DATA LINES:
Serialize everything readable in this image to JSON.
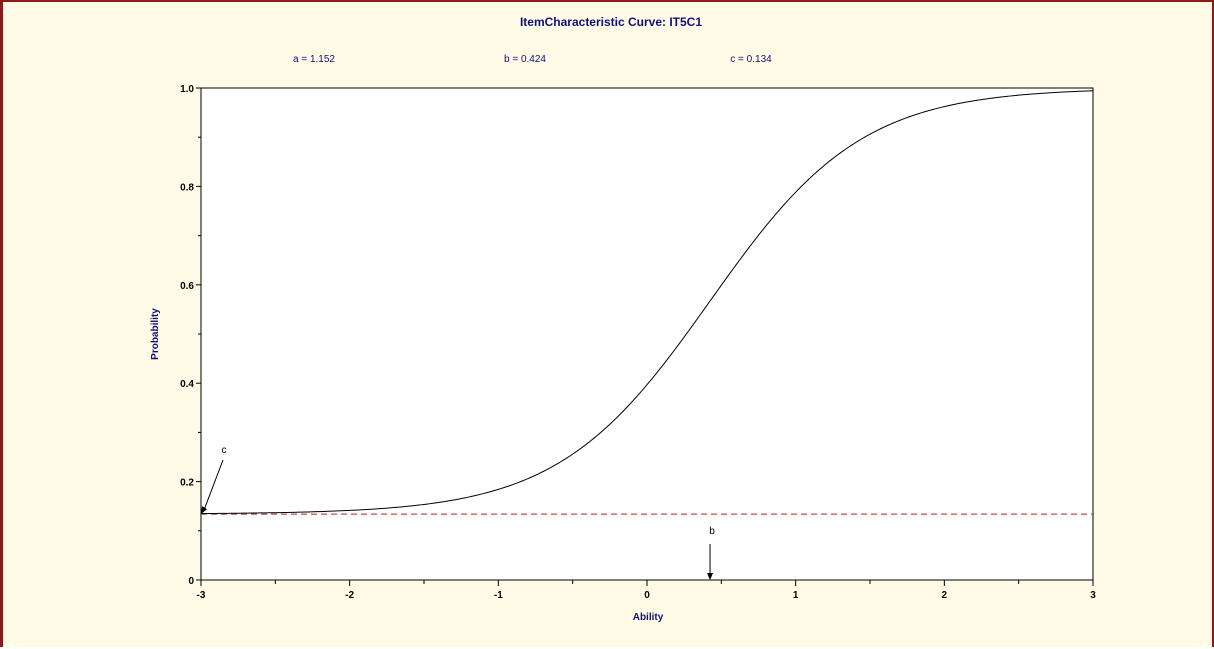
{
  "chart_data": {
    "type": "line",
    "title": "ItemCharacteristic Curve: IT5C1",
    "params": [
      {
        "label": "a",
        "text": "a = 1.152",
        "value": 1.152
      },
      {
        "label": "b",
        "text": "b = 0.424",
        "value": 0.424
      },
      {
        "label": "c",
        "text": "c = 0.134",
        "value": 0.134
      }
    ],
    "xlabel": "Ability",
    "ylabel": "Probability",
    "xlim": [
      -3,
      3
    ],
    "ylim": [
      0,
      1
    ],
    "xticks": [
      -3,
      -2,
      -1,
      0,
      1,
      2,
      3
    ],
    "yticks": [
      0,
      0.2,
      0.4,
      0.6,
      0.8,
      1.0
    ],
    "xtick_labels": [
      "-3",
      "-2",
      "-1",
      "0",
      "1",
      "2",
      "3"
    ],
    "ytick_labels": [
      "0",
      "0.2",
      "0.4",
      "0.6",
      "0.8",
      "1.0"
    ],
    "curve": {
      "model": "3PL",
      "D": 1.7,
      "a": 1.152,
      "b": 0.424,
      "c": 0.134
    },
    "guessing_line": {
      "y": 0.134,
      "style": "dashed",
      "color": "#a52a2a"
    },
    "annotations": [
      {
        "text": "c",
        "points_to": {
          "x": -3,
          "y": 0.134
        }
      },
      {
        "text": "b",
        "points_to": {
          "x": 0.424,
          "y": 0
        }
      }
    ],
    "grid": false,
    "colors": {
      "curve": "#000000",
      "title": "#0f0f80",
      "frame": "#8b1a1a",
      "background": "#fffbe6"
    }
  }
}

THE EXERCISE: Copy out all the data without changing anything, and drop the pictures.

FULL RESPONSE:
Serialize everything readable in this image to JSON.
{
  "chart_data": {
    "type": "line",
    "title": "ItemCharacteristic Curve: IT5C1",
    "params": [
      {
        "label": "a",
        "text": "a = 1.152",
        "value": 1.152
      },
      {
        "label": "b",
        "text": "b = 0.424",
        "value": 0.424
      },
      {
        "label": "c",
        "text": "c = 0.134",
        "value": 0.134
      }
    ],
    "xlabel": "Ability",
    "ylabel": "Probability",
    "xlim": [
      -3,
      3
    ],
    "ylim": [
      0,
      1
    ],
    "xticks": [
      -3,
      -2,
      -1,
      0,
      1,
      2,
      3
    ],
    "yticks": [
      0,
      0.2,
      0.4,
      0.6,
      0.8,
      1.0
    ],
    "xtick_labels": [
      "-3",
      "-2",
      "-1",
      "0",
      "1",
      "2",
      "3"
    ],
    "ytick_labels": [
      "0",
      "0.2",
      "0.4",
      "0.6",
      "0.8",
      "1.0"
    ],
    "curve": {
      "model": "3PL",
      "D": 1.7,
      "a": 1.152,
      "b": 0.424,
      "c": 0.134
    },
    "guessing_line": {
      "y": 0.134,
      "style": "dashed",
      "color": "#a52a2a"
    },
    "annotations": [
      {
        "text": "c",
        "points_to": {
          "x": -3,
          "y": 0.134
        }
      },
      {
        "text": "b",
        "points_to": {
          "x": 0.424,
          "y": 0
        }
      }
    ],
    "grid": false,
    "colors": {
      "curve": "#000000",
      "title": "#0f0f80",
      "frame": "#8b1a1a",
      "background": "#fffbe6"
    }
  }
}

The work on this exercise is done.